EXERCISE OBJECTIVE: Print the records below word for word, but leave out the pictures.

Source data:
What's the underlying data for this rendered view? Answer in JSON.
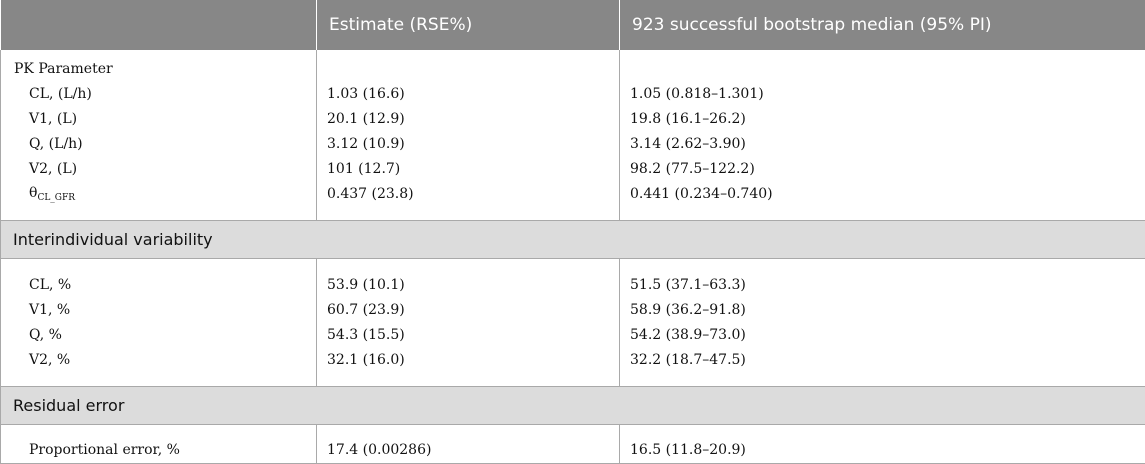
{
  "header": {
    "col1": "",
    "col2": "Estimate (RSE%)",
    "col3": "923 successful bootstrap median (95% PI)"
  },
  "pk": {
    "title": "PK Parameter",
    "rows": [
      {
        "param": "CL, (L/h)",
        "estimate": "1.03 (16.6)",
        "bootstrap": "1.05 (0.818–1.301)"
      },
      {
        "param": "V1, (L)",
        "estimate": "20.1 (12.9)",
        "bootstrap": "19.8 (16.1–26.2)"
      },
      {
        "param": "Q, (L/h)",
        "estimate": "3.12 (10.9)",
        "bootstrap": "3.14 (2.62–3.90)"
      },
      {
        "param": "V2, (L)",
        "estimate": "101 (12.7)",
        "bootstrap": "98.2 (77.5–122.2)"
      },
      {
        "param_main": "θ",
        "param_sub": "CL_GFR",
        "estimate": "0.437 (23.8)",
        "bootstrap": "0.441 (0.234–0.740)"
      }
    ]
  },
  "iiv": {
    "title": "Interindividual variability",
    "rows": [
      {
        "param": "CL, %",
        "estimate": "53.9 (10.1)",
        "bootstrap": "51.5 (37.1–63.3)"
      },
      {
        "param": "V1, %",
        "estimate": "60.7 (23.9)",
        "bootstrap": "58.9 (36.2–91.8)"
      },
      {
        "param": "Q, %",
        "estimate": "54.3 (15.5)",
        "bootstrap": "54.2 (38.9–73.0)"
      },
      {
        "param": "V2, %",
        "estimate": "32.1 (16.0)",
        "bootstrap": "32.2 (18.7–47.5)"
      }
    ]
  },
  "residual": {
    "title": "Residual error",
    "rows": [
      {
        "param": "Proportional error, %",
        "estimate": "17.4 (0.00286)",
        "bootstrap": "16.5 (11.8–20.9)"
      }
    ]
  }
}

OUTPUT OF THE TASK:
What's the underlying data for this rendered view? Answer in JSON.
{
  "header": {
    "col1": "",
    "col2": "Estimate (RSE%)",
    "col3": "923 successful bootstrap median (95% PI)"
  },
  "pk": {
    "title": "PK Parameter",
    "rows": [
      {
        "param": "CL, (L/h)",
        "estimate": "1.03 (16.6)",
        "bootstrap": "1.05 (0.818–1.301)"
      },
      {
        "param": "V1, (L)",
        "estimate": "20.1 (12.9)",
        "bootstrap": "19.8 (16.1–26.2)"
      },
      {
        "param": "Q, (L/h)",
        "estimate": "3.12 (10.9)",
        "bootstrap": "3.14 (2.62–3.90)"
      },
      {
        "param": "V2, (L)",
        "estimate": "101 (12.7)",
        "bootstrap": "98.2 (77.5–122.2)"
      },
      {
        "param_main": "θ",
        "param_sub": "CL_GFR",
        "estimate": "0.437 (23.8)",
        "bootstrap": "0.441 (0.234–0.740)"
      }
    ]
  },
  "iiv": {
    "title": "Interindividual variability",
    "rows": [
      {
        "param": "CL, %",
        "estimate": "53.9 (10.1)",
        "bootstrap": "51.5 (37.1–63.3)"
      },
      {
        "param": "V1, %",
        "estimate": "60.7 (23.9)",
        "bootstrap": "58.9 (36.2–91.8)"
      },
      {
        "param": "Q, %",
        "estimate": "54.3 (15.5)",
        "bootstrap": "54.2 (38.9–73.0)"
      },
      {
        "param": "V2, %",
        "estimate": "32.1 (16.0)",
        "bootstrap": "32.2 (18.7–47.5)"
      }
    ]
  },
  "residual": {
    "title": "Residual error",
    "rows": [
      {
        "param": "Proportional error, %",
        "estimate": "17.4 (0.00286)",
        "bootstrap": "16.5 (11.8–20.9)"
      }
    ]
  }
}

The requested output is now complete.